- **Goal of the exercise**
The entries below contain pictures. Retype everything except those pictures, exactly as given.

(Dataset records)
Start

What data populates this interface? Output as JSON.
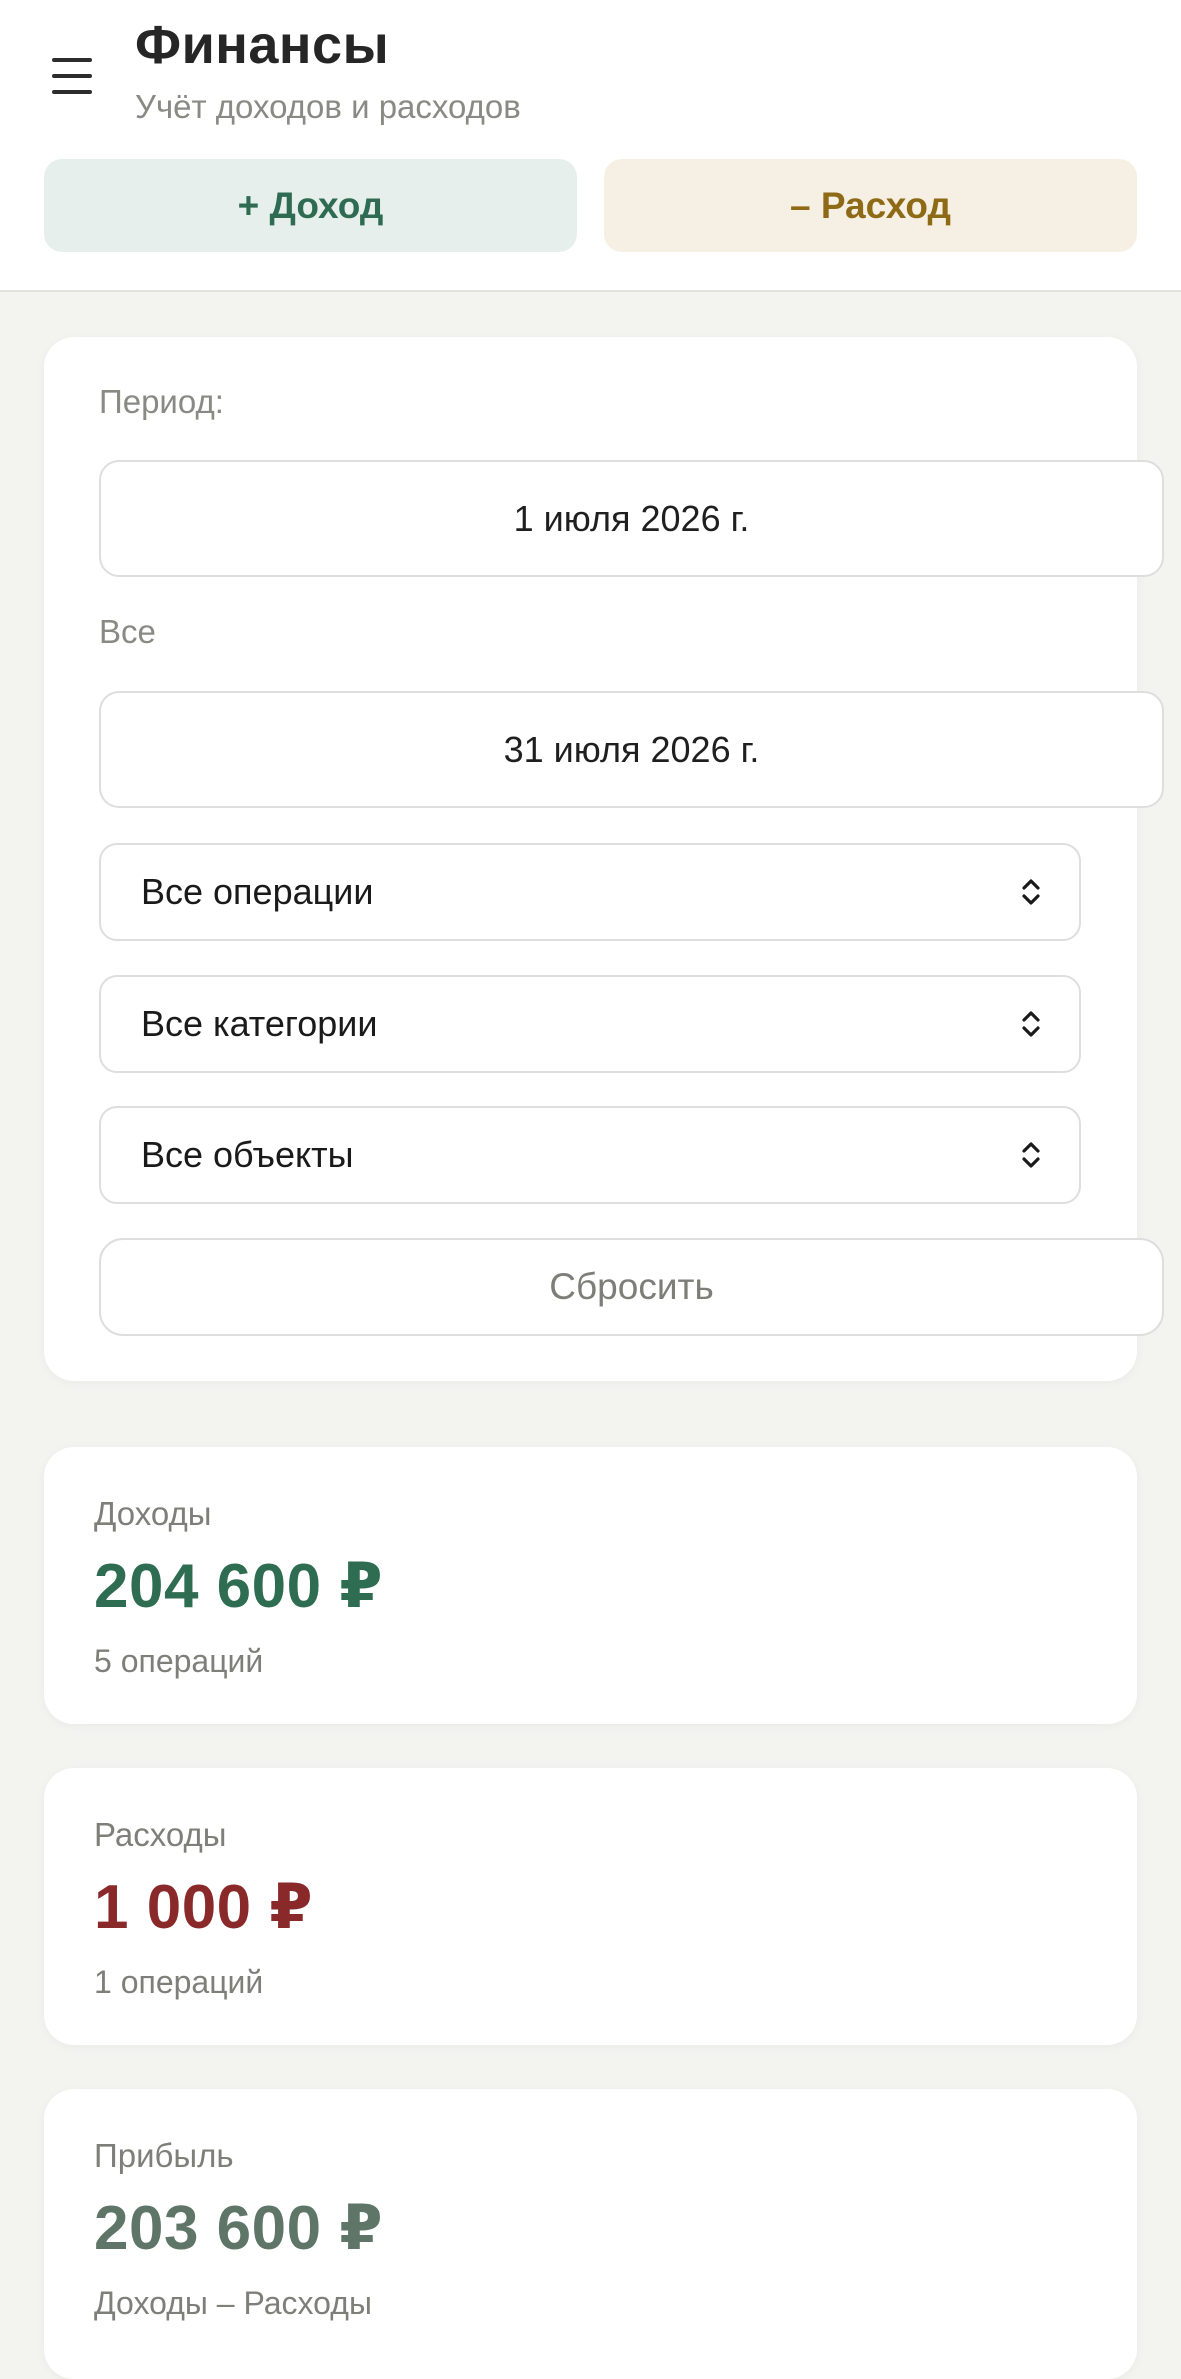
{
  "header": {
    "title": "Финансы",
    "subtitle": "Учёт доходов и расходов",
    "income_button": "+ Доход",
    "expense_button": "– Расход"
  },
  "filters": {
    "period_label": "Период:",
    "date_from": "1 июля 2026 г.",
    "to_label": "Все",
    "date_to": "31 июля 2026 г.",
    "operation_select": "Все операции",
    "category_select": "Все категории",
    "object_select": "Все объекты",
    "reset_button": "Сбросить"
  },
  "summary": {
    "income": {
      "label": "Доходы",
      "value": "204 600 ₽",
      "note": "5 операций",
      "color": "#2f6d52"
    },
    "expense": {
      "label": "Расходы",
      "value": "1 000 ₽",
      "note": "1 операций",
      "color": "#8a2929"
    },
    "profit": {
      "label": "Прибыль",
      "value": "203 600 ₽",
      "note": "Доходы – Расходы",
      "color": "#5e7568"
    }
  },
  "icons": {
    "menu": "hamburger-menu-icon",
    "select": "chevron-up-down-icon"
  }
}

End

- **Answer in full**
What data populates this interface? Output as JSON.
{
  "header": {
    "title": "Финансы",
    "subtitle": "Учёт доходов и расходов",
    "income_button": "+ Доход",
    "expense_button": "– Расход"
  },
  "filters": {
    "period_label": "Период:",
    "date_from": "1 июля 2026 г.",
    "to_label": "Все",
    "date_to": "31 июля 2026 г.",
    "operation_select": "Все операции",
    "category_select": "Все категории",
    "object_select": "Все объекты",
    "reset_button": "Сбросить"
  },
  "summary": {
    "income": {
      "label": "Доходы",
      "value": "204 600 ₽",
      "note": "5 операций",
      "color": "#2f6d52"
    },
    "expense": {
      "label": "Расходы",
      "value": "1 000 ₽",
      "note": "1 операций",
      "color": "#8a2929"
    },
    "profit": {
      "label": "Прибыль",
      "value": "203 600 ₽",
      "note": "Доходы – Расходы",
      "color": "#5e7568"
    }
  },
  "icons": {
    "menu": "hamburger-menu-icon",
    "select": "chevron-up-down-icon"
  }
}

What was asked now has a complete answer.